Pick up the article on Sidewalk Labs' withdrawal from its Toronto neighborhood project and keep writing from its final sentence onward.
+++ Extracted text +++
Sidewalk Labs backed out of its "smart neighborhood" project in Toronto, but Ann Cavoukian said its flagrant misreading of the public's privacy concerns may continue to haunt the company.
Waterfront Toronto concept art
(Sidewalk Labs)

Data-privacy experts familiar with Sidewalk Labs, the urban design subsidiary of Alphabet, say the company will have to change its data-privacy strategy if it wants to build a “smart” neighborhood in North America anytime soon.

The Google sibling, which is headquartered in New York City, dropped out of its role as lead developer of a 12-acre lot in Toronto earlier this month after spending two-and-a-half years and millions of dollars on designing the world’s “most innovative district,” according to CEO Dan Doctoroff. Doctoroff cited financial viability questions in his note on why he was pulling out of the project, but Sidewalk Labs and Waterfront Toronto, the multi-government agency tasked with overseeing the development, disagreed on several key issues throughout the entire negotiation process.

The two parties met in October to decide whether the project should be limited to 12 acres or expand to 190, whether the city should build public transportation to Quayside and, most importantly in the eyes of former Sidewalk Labs consultant Ann Cavoukian, how any data collected in the neighborhood should be stored. All of the issues followed a pattern of Sidewalk Labs “overstepping” its role in the project and ignoring Waterfront Toronto’s expectations, Cavoukian said.
+++ Extracted entries +++
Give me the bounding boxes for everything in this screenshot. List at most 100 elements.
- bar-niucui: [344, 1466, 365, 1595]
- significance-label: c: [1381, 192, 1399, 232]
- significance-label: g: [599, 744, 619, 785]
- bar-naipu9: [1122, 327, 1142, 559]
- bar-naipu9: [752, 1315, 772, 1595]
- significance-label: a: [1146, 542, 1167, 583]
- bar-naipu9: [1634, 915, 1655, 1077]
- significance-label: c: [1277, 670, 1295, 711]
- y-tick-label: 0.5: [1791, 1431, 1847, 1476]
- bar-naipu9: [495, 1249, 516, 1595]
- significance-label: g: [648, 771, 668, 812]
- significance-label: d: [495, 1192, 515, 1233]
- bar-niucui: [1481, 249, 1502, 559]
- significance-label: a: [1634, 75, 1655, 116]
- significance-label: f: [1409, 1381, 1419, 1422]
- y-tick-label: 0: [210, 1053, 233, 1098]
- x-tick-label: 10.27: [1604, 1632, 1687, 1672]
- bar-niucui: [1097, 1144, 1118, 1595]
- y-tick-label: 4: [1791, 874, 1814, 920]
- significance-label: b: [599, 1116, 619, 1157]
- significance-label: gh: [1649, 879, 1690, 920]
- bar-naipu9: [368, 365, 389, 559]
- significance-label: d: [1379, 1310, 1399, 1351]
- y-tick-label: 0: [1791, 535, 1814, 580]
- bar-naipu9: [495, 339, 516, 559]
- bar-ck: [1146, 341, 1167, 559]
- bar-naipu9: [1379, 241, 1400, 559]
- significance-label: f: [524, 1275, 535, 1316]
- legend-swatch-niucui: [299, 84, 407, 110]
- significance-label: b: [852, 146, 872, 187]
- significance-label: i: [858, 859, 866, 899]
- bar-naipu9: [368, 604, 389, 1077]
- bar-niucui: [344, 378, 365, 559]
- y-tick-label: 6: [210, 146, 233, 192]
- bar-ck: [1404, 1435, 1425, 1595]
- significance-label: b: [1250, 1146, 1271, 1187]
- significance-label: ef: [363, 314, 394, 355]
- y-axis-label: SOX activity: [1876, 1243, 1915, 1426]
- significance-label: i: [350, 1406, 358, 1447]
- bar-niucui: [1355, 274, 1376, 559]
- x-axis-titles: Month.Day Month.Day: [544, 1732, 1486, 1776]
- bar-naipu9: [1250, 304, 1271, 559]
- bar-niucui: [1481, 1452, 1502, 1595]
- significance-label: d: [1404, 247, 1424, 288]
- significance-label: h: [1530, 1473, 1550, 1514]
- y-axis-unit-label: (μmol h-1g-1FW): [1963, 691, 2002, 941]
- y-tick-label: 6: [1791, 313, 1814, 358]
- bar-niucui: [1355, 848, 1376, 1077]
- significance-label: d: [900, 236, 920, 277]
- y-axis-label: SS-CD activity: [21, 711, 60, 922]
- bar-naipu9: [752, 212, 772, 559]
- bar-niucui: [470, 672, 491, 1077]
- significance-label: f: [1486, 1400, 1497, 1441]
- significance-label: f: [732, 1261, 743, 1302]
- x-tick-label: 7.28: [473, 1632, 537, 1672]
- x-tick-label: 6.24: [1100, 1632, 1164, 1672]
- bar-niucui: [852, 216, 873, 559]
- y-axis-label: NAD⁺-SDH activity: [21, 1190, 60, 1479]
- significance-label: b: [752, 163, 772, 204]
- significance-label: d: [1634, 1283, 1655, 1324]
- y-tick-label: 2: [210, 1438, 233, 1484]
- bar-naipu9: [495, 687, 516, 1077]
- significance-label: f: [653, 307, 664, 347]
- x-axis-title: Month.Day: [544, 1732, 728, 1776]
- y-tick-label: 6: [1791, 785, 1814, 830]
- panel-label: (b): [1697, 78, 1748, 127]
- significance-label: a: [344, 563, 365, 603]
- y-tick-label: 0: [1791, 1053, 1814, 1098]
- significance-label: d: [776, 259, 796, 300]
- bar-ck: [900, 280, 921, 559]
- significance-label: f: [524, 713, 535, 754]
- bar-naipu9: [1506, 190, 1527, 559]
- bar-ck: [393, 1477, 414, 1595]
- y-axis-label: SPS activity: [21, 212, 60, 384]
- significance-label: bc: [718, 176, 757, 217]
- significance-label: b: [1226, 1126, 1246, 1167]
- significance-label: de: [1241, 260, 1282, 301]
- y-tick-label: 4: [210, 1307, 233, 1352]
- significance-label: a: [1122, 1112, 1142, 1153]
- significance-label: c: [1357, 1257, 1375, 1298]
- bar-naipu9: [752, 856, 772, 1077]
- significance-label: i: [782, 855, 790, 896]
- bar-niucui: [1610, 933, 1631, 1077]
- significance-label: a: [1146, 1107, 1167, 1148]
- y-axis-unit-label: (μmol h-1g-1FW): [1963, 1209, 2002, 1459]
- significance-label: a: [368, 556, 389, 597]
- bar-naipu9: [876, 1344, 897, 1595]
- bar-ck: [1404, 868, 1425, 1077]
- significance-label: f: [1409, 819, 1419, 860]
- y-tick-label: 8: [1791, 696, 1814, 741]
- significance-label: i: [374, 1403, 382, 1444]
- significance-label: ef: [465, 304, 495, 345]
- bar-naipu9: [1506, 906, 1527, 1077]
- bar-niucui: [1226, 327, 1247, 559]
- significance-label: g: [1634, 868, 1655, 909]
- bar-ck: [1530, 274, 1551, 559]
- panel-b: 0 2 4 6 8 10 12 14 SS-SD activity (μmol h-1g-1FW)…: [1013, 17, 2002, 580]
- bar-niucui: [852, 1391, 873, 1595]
+++
*Result of the task*:
Cavoukian, an expert-in-residence at Ryerson University who served 17 years as Ontario’s information and privacy commissioner, left Sidewalk Labs as a consultant in October 2018 after the company failed to commit to promises that it would ensure all sensor data within Quayside was de-identified at the point of data collection. Aggregate data showing how many people crossed a certain intersection in Quayside, for example, would still be available, but individual people wouldn’t be identifiable. Cavoukian said she advocated for allowing Sidewalk Labs and other companies to retain the data they collected, as long as it could not be traced back to an individual person.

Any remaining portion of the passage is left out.